Raw records

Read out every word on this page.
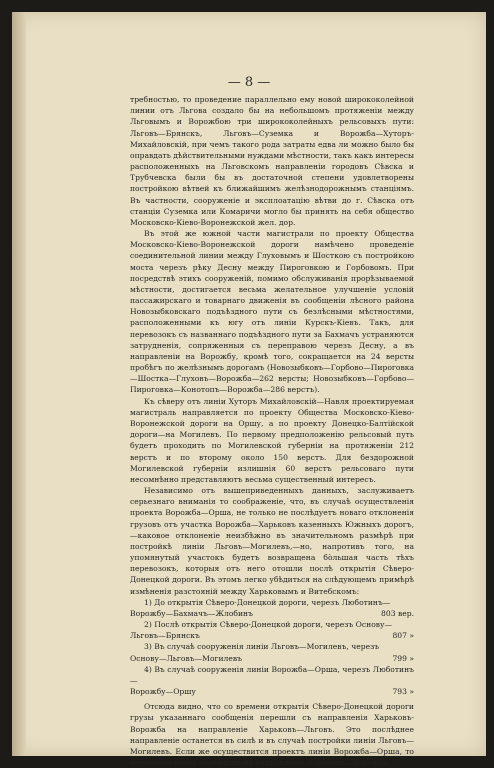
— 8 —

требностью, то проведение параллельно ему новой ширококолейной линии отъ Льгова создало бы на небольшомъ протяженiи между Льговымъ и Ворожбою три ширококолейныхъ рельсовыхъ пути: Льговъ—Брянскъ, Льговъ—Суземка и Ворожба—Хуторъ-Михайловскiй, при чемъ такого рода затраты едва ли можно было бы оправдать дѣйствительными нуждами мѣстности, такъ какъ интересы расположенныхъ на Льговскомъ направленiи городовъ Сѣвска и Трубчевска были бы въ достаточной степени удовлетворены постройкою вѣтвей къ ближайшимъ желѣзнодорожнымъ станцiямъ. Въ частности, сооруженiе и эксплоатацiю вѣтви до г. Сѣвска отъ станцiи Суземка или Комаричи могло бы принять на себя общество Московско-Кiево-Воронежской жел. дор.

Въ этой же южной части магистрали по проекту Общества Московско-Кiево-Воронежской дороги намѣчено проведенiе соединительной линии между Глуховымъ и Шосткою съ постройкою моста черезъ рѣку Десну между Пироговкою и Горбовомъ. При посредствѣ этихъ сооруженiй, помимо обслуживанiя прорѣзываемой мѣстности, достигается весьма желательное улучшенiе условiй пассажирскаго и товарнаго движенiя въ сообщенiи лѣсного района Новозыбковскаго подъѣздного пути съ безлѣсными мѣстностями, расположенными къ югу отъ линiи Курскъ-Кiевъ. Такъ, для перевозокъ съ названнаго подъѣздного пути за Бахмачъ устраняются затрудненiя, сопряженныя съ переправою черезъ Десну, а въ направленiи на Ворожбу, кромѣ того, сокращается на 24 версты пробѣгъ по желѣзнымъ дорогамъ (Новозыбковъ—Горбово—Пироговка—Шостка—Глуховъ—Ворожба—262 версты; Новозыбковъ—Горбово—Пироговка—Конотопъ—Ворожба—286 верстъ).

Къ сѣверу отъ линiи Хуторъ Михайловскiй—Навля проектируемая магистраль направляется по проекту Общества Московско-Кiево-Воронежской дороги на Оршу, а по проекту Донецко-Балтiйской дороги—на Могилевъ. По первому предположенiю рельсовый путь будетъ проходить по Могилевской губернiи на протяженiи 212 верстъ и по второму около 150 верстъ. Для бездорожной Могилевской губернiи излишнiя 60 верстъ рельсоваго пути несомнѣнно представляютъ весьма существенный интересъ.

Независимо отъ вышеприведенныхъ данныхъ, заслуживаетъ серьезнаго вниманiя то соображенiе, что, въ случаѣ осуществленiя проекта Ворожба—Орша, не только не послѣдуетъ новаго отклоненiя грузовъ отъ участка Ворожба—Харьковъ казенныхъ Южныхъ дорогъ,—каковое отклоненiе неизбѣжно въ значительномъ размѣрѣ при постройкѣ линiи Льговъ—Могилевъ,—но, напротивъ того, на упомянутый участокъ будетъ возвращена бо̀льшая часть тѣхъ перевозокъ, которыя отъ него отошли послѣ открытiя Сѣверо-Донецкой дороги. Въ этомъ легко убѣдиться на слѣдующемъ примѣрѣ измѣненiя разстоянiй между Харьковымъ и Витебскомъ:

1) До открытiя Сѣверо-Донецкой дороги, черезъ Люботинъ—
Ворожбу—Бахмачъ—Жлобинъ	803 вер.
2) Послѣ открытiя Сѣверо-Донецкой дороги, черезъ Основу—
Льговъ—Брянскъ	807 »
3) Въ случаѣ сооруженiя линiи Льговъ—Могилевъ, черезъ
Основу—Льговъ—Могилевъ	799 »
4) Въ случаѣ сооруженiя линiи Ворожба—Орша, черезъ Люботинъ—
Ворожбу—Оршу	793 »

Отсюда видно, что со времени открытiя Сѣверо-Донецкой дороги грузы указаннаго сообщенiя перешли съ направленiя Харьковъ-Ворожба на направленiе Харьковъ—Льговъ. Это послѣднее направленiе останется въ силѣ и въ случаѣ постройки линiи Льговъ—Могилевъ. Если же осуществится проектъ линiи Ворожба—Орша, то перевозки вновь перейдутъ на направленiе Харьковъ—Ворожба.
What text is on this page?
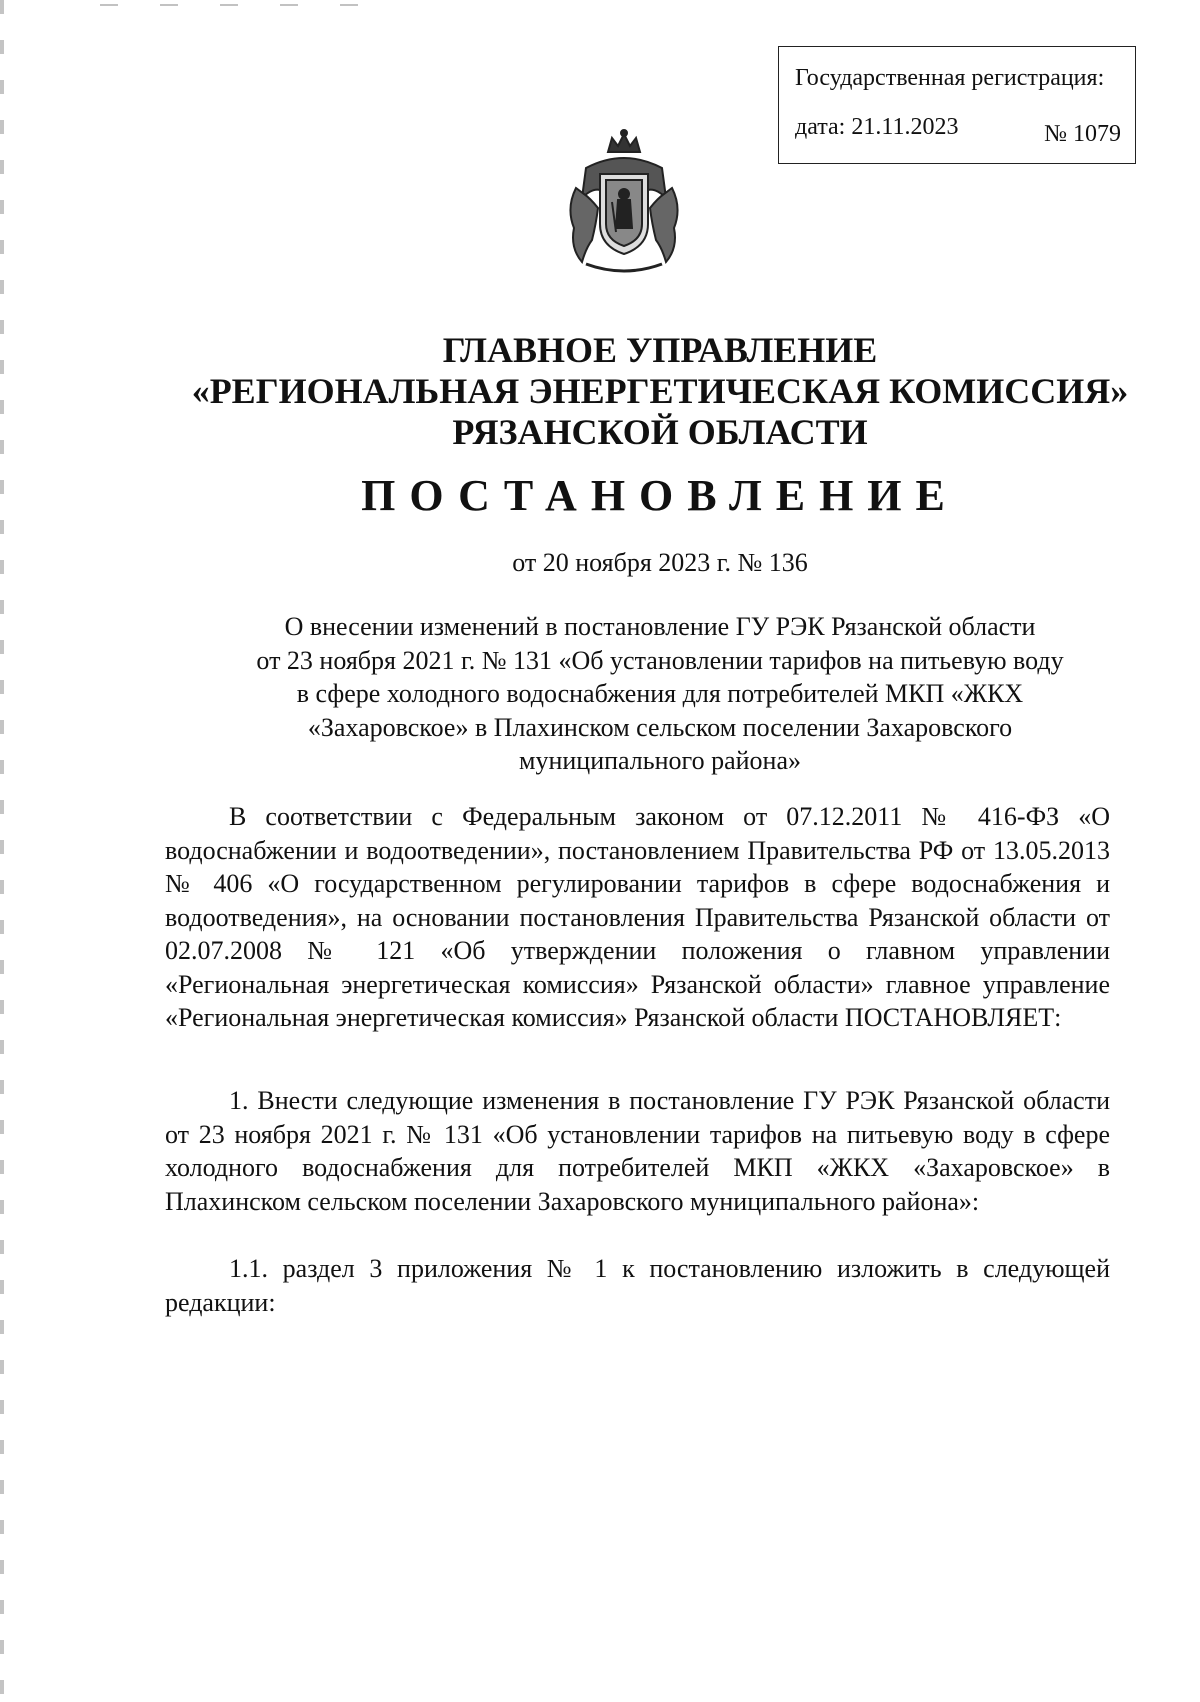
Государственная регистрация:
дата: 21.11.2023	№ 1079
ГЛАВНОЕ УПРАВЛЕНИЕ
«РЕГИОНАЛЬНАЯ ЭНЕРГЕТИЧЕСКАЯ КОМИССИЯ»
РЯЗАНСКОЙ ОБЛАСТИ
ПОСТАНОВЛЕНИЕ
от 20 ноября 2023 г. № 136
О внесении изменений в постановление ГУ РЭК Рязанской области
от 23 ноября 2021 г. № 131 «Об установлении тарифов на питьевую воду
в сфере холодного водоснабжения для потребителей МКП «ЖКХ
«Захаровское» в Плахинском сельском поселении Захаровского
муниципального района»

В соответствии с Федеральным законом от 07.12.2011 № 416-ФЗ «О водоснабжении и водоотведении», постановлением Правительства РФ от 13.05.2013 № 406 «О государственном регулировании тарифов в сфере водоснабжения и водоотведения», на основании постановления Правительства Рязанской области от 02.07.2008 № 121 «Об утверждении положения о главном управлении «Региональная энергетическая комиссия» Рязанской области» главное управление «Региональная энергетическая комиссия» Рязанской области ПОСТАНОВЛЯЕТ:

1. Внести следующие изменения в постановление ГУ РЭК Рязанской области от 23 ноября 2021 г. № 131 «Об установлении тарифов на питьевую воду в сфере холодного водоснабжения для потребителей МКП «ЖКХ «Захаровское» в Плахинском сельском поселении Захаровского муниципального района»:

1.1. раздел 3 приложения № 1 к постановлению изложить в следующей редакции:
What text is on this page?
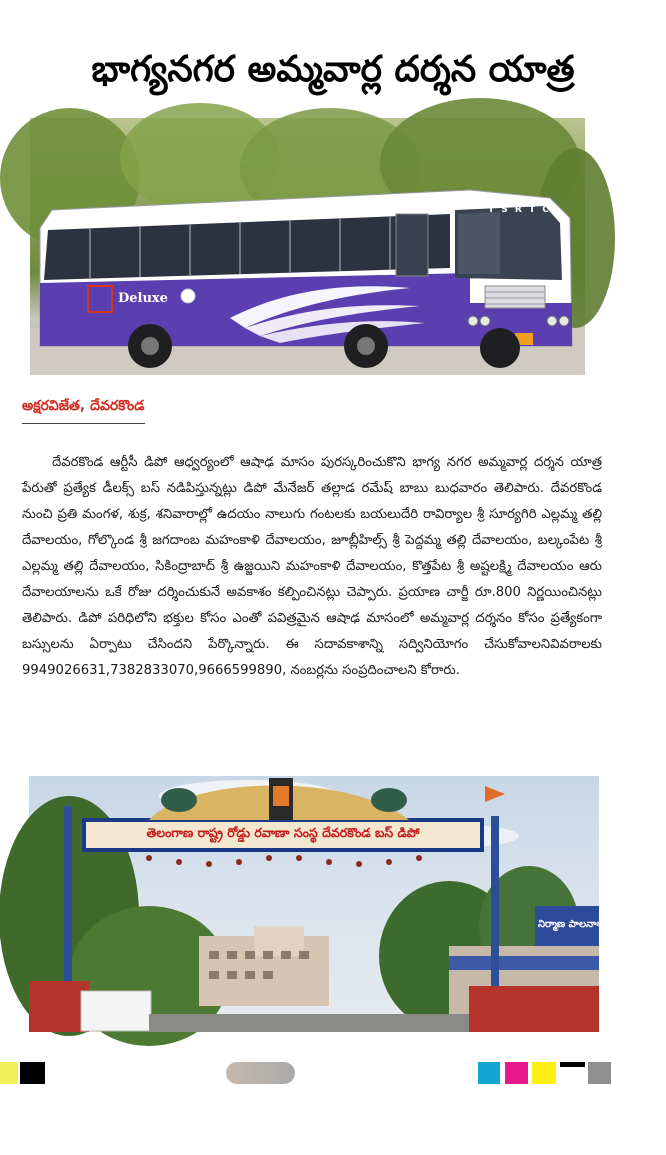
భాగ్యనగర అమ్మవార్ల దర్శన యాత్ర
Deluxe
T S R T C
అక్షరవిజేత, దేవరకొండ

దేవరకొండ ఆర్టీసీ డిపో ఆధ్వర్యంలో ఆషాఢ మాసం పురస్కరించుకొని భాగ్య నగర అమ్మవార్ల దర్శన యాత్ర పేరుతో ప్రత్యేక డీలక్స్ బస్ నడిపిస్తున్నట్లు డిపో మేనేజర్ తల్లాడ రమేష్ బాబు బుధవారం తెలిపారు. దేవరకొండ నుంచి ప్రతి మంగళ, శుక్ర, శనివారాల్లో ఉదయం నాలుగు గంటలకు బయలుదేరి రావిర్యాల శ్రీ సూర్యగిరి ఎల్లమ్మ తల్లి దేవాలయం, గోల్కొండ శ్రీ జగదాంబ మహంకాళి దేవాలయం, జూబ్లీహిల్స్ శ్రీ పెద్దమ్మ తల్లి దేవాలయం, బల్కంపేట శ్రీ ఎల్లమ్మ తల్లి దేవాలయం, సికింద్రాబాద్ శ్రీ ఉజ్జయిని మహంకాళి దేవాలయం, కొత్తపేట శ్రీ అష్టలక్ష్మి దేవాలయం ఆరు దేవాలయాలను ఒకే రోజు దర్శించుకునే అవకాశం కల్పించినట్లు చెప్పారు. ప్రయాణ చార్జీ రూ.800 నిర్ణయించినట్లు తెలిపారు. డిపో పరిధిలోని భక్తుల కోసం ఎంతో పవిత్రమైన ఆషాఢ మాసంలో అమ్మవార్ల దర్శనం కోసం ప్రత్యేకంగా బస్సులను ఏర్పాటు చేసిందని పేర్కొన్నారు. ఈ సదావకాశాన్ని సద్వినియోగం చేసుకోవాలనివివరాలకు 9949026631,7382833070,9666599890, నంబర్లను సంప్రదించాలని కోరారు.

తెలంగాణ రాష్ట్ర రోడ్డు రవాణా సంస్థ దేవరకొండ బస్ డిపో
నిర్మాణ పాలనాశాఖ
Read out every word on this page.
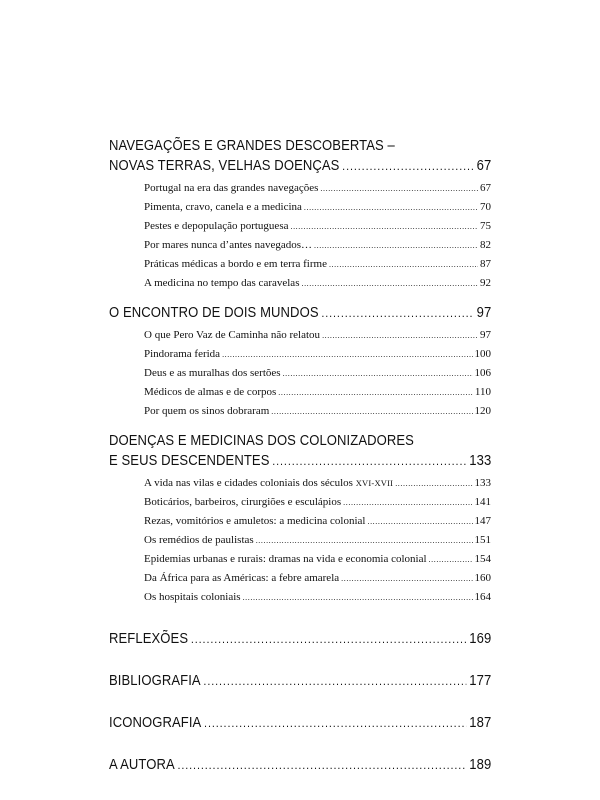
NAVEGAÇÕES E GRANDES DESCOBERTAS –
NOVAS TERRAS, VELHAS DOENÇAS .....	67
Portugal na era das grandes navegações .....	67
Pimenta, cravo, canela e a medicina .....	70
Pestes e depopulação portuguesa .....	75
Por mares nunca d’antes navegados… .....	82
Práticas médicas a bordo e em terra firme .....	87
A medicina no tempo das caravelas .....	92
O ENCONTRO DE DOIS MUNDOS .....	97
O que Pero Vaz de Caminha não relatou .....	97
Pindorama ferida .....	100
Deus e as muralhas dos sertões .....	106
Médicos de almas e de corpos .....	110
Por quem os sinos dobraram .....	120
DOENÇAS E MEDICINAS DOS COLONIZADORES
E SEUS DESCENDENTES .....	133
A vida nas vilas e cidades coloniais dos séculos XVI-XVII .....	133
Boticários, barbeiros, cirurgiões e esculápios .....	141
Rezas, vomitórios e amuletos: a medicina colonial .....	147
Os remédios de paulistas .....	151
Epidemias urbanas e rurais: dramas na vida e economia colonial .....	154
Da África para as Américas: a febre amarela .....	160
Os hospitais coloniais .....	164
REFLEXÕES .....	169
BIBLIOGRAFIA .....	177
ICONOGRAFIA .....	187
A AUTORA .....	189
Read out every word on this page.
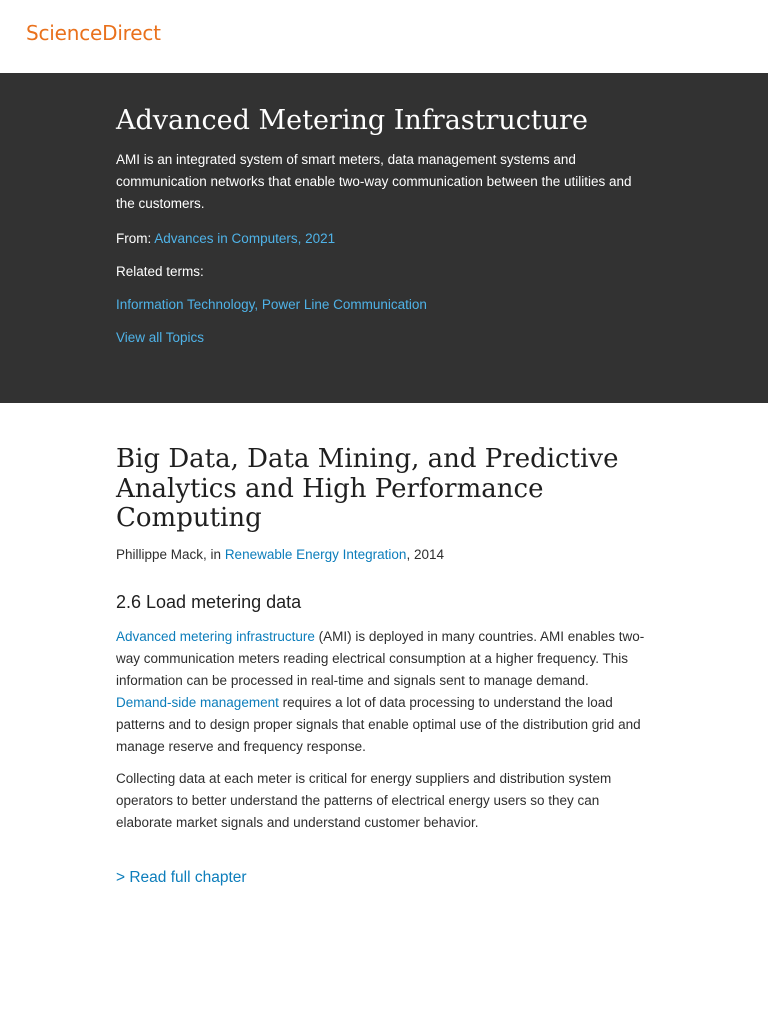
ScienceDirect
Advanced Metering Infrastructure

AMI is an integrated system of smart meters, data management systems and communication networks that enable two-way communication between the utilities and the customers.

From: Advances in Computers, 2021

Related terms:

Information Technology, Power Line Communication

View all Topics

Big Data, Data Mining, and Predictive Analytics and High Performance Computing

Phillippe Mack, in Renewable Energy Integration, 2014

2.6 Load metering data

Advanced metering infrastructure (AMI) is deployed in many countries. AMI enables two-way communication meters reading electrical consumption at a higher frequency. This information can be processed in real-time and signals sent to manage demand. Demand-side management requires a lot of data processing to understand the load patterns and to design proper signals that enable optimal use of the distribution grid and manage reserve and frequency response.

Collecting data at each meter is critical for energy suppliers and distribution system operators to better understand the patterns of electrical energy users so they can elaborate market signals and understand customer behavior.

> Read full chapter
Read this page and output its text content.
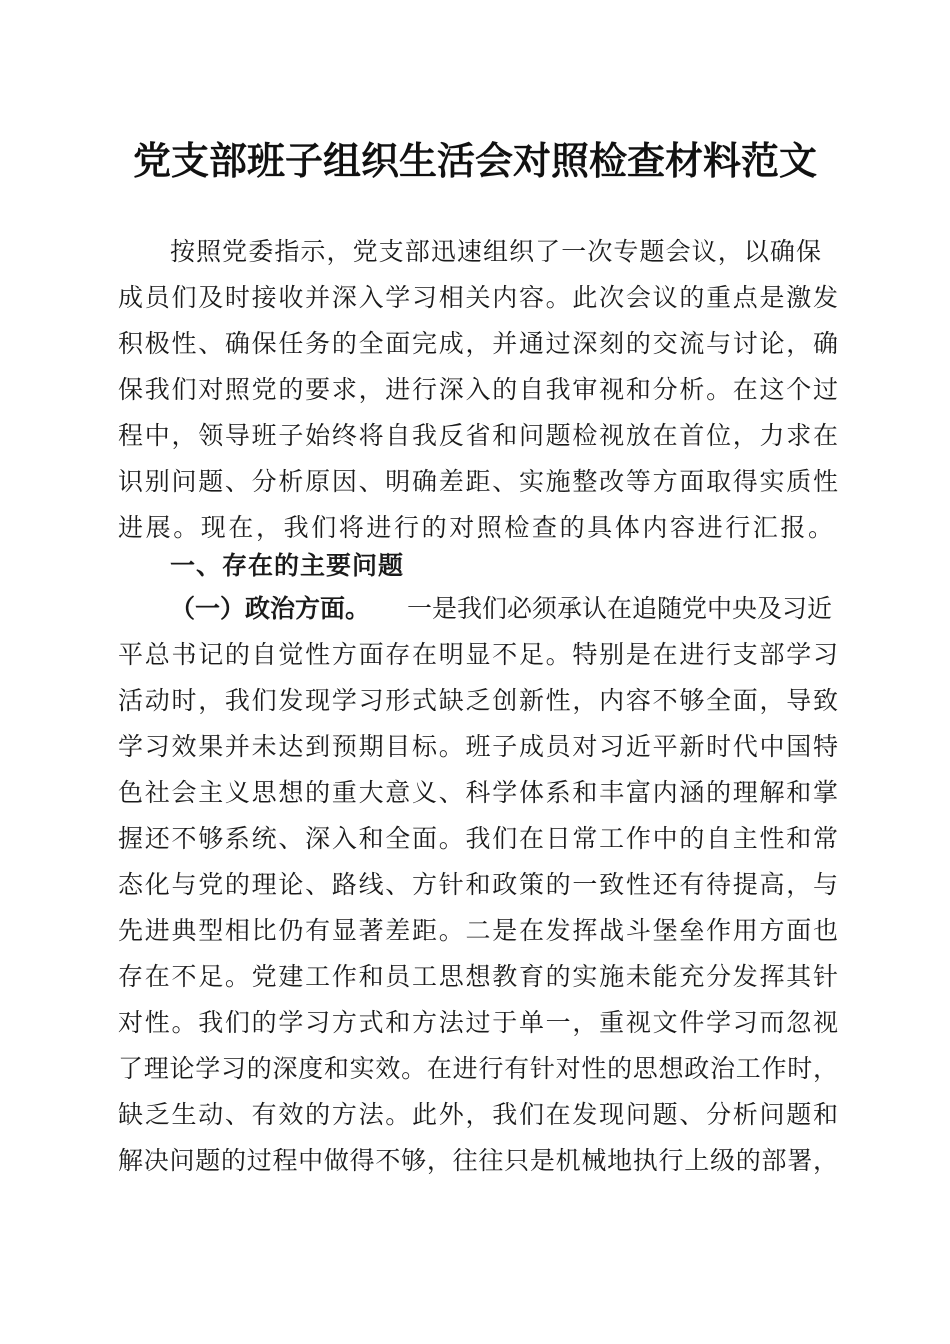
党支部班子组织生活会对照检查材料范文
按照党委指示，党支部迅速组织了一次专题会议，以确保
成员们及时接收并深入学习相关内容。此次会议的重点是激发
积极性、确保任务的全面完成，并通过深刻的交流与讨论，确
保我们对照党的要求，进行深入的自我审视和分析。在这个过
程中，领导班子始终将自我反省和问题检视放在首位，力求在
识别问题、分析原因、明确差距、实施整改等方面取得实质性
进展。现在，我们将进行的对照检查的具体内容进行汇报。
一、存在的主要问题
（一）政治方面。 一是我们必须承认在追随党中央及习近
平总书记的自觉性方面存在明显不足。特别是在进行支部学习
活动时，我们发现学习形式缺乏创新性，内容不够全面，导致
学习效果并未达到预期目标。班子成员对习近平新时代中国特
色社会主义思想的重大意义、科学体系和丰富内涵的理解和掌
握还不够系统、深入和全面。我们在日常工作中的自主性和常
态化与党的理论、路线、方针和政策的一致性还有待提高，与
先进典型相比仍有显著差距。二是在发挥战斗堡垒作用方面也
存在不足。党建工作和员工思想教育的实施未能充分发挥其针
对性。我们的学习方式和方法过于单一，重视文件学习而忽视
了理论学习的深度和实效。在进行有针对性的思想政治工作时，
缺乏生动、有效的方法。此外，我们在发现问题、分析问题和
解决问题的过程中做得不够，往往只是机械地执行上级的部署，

Problem to work on: Copy each line from the data above that includes "Оршу".

Answer to the problem:
Къ сѣверу отъ линiи Хуторъ Михайловскiй—Навля проектируемая магистраль направляется по проекту Общества Московско-Кiево-Воронежской дороги на Оршу, а по проекту Донецко-Балтiйской дороги—на Могилевъ. По первому предположенiю рельсовый путь будетъ проходить по Могилевской губернiи на протяженiи 212 верстъ и по второму около 150 верстъ. Для бездорожной Могилевской губернiи излишнiя 60 верстъ рельсоваго пути несомнѣнно представляютъ весьма существенный интересъ.
Ворожбу—Оршу	793 »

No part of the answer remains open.